## SOAL LATIHAN
**1)** Ringkas paragraf dalam kutipan halaman yang diawali "Keinginan seorang anak untuk diakui" menjadi daftar butir tanpa menghilangkan fakta utamanya.
**2)** Berdasarkan kutipan halaman, jelaskan dalam satu sampai tiga kalimat mengapa anak tidak mau didikte tentang apa yang harus dilakukan.
**3)** Lanjutkan kutipan halaman tentang kebutuhan emosional anak, dimulai setelah kalimat terakhirnya.

Apa yang ada dalam pikiran anak jika diperlakukan seperti itu? Kita orangtua justru senang jika anak melakukan hal yang kita perintah, tapi yang ada dipikiran anak adalah mereka merasa kalah dengan melakukan apa yang diperintahkan orangtua dengan cara seperti itu. Sehingga banyak anak yang menunda atau tidak mengerjakan apa yang ditugaskan orangtua (bahkan dengan ancaman sekalipun) untuk memenuhi kebutuhan emosionalnya akan pengakuan.
 Peringatan keras bagi orangtua: Jika anak-anak tidak merasa dicintai dan diterima oleh orangtua, mereka akan terdorong untuk mencarinya disemua tempat yang salah.

Keinginan seorang anak untuk diakui dan ingin dicintai begitu kuat, sehingga mereka akan melakukan apa saja untuk mendapatkannya. Jika mereka tidak mendapat pengakuan dengan cara yang benar maka akan menemukan dengan cara yang salah dan ditempat yang salah. Kebutuhan ini mendorong beberapa anak dan remaja untuk menggunakan tato, mengganggu anak lain, bergabung dengan geng pengganggu, mengecat rambut dengan warna menyolok, bertingkah laku seperti badut dan pelawak. Hal ini umumnya menyusahkan mereka sendiri, tetapi demi mendapatkan pengakuan dan diterima (mendapatkan perhatian).
Ada kasus ekstrim pada 16 april 2007, seorang siswa US Virginia Tech, Cho Seng-hui. Menembak dan menewaskan 32 siswa. Apa yang mendorong perilaku tersebut, sehingga dia melakukan hal yang begitu luar biasa gila? Dia melakukan hanya karena kebutuhan pengakuan dan rasa pentingnya begitu besar, tetapi tidak terpenuhi oleh orang-orang yang mengabaikannya dan menghinanya. Hal itu memaksanya keluar dari dunia logika dan merenggut nyawa orang lain serta dirinya sendiri, dalam pikirannya dia berpikir lebih baik mati bersama nama buruk dari pada hidup bukan sebagai siapa-siapa.
3. Kebutuhan untuk mengontrol (merasa mandiri atau keinginan untuk mengontrol)
Seiring pertumbuhan anak, sembari mencari identitas diri dan sambil belajar membangun kemandirian dari orangtua. Proses ini menciptakan kebutuhan emosional untuk bebas dan mandiri.

Jadi itu sebabnya anak tidak mau didikte untuk apa yang harus dilakukan. Mereka merasa tidak “gaul” mendengarkan orangtua. Dengan mendengarkan nasihat orangtua mereka seakan diperlakukan seperti anak kecil. Ini menjelaskan mengapa anak lebih mendengarkan teman mereka dan om atau tante (paman atau bibi) yang masih muda dari pada orangtuanya sendiri.

## ENTRI YANG DISEDIAKAN

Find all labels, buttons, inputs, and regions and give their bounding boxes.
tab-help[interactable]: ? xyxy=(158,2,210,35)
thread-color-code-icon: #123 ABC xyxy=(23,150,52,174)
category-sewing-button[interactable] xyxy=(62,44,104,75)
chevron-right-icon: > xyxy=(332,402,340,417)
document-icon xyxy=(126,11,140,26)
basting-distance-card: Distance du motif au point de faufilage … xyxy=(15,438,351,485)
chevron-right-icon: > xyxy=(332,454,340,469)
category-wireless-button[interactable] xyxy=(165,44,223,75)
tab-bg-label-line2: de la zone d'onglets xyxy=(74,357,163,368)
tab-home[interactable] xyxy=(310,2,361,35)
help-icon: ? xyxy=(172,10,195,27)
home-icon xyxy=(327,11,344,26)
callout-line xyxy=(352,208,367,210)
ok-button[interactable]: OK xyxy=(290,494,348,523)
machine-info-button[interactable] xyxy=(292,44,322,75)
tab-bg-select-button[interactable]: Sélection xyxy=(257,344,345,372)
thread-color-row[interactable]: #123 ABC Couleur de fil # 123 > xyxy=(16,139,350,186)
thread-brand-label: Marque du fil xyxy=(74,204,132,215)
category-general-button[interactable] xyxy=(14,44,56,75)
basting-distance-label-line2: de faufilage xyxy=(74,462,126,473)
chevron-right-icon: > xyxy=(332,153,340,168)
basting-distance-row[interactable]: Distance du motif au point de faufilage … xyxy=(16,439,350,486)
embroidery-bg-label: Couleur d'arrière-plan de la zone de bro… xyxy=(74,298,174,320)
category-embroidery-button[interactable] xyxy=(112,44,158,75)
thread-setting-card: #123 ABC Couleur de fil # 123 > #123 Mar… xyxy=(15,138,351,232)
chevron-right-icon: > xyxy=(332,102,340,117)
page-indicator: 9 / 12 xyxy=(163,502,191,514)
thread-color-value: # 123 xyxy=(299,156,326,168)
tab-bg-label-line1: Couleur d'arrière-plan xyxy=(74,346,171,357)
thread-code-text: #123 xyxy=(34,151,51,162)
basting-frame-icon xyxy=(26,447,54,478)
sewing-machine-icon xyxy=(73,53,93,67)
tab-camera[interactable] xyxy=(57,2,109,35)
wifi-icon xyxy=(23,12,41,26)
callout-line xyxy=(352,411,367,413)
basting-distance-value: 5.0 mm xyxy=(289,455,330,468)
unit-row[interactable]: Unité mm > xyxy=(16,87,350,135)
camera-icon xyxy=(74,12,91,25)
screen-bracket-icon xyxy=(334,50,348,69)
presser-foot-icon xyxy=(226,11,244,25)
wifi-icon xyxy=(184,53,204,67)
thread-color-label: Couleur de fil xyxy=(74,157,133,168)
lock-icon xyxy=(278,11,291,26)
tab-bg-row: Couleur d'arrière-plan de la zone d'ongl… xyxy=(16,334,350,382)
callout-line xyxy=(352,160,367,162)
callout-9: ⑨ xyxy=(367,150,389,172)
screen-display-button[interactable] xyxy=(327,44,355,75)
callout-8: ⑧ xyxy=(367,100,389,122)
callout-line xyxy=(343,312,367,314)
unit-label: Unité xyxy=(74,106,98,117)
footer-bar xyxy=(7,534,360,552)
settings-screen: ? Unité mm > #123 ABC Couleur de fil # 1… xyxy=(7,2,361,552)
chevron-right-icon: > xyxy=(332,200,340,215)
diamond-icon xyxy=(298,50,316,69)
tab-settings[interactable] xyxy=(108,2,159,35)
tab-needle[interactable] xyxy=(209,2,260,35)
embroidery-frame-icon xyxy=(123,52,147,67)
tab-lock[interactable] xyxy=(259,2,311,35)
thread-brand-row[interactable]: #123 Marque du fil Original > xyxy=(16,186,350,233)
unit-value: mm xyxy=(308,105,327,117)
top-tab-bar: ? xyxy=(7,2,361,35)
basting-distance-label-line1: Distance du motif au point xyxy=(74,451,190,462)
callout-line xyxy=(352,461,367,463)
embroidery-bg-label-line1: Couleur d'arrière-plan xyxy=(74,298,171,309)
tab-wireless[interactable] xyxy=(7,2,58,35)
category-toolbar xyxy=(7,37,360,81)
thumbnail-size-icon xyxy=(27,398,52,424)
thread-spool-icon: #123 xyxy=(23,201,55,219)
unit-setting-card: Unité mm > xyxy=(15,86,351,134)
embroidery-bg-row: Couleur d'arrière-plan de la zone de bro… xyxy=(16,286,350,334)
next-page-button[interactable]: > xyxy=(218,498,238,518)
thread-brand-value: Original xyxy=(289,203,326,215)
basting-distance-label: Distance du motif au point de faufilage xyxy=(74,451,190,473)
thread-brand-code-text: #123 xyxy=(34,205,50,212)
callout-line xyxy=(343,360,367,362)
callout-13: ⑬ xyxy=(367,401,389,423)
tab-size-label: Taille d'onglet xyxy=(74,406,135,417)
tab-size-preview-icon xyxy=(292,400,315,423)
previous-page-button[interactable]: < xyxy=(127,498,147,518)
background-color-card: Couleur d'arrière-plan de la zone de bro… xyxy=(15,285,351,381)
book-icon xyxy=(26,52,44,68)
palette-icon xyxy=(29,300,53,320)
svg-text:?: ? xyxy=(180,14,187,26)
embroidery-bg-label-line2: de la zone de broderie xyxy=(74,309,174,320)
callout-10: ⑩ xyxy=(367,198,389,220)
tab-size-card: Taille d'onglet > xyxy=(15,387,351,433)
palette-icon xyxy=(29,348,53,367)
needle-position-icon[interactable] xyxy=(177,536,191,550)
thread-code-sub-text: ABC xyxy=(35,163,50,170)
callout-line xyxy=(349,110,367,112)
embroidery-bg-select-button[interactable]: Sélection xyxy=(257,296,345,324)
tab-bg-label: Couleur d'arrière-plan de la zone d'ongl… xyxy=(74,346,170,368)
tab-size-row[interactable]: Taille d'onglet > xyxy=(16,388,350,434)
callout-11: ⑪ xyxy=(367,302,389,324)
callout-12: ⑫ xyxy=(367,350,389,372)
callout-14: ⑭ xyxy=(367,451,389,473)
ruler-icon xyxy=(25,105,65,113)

## JAWABAN PER SOAL
**1)**
- Keinginan anak untuk diakui dan dicintai sangat kuat, sehingga mereka akan melakukan apa saja untuk mendapatkannya.
- Jika tidak mendapat pengakuan dengan cara yang benar, mereka akan mencarinya dengan cara yang salah dan di tempat yang salah.
- Kebutuhan ini mendorong sebagian anak dan remaja untuk bertato, mengganggu anak lain, bergabung dengan geng pengganggu, mengecat rambut dengan warna menyolok, serta bertingkah seperti badut dan pelawak.
- Perilaku tersebut umumnya menyusahkan diri mereka sendiri, tetapi tetap dilakukan demi pengakuan, penerimaan, dan perhatian.

**2)** Seiring pertumbuhannya, anak mencari identitas diri dan belajar mandiri dari orangtua, sehingga muncul kebutuhan emosional untuk bebas dan mandiri. Mereka merasa tidak "gaul" jika mendengarkan orangtua. Menuruti nasihat orangtua juga membuat mereka merasa diperlakukan seperti anak kecil.

**3)**
Orangtua yang cerdas, tidak akan menyerah menghadapi hal ini. Bagaimana caranya memberikan arahan dan agar anak mau mendengar orangtua? Gunakan komunikasi yang tidak bermaksud memaksa anak dengan nasihat kita. Buatlah seakan-akan mereka belajar dan bekerja keras untuk diri mereka sendiri bukan untuk kita. mereka akan lebih bersemangat dan termotivasi dengan cara seperti itu. Dan yang terpenting adalah memenuhi tangki cinta anak kita setiap hari dan memastikan selalu penuh saat bangun anak bangun tidur dan menjelang tidur. Dengan begitu anak tahu siapa yang paling mengerti dan sayang, serta kepada siapa dia akan datang pada saat membutuhkan seseorang untuk mendengar, yaitu kita orangtuanya.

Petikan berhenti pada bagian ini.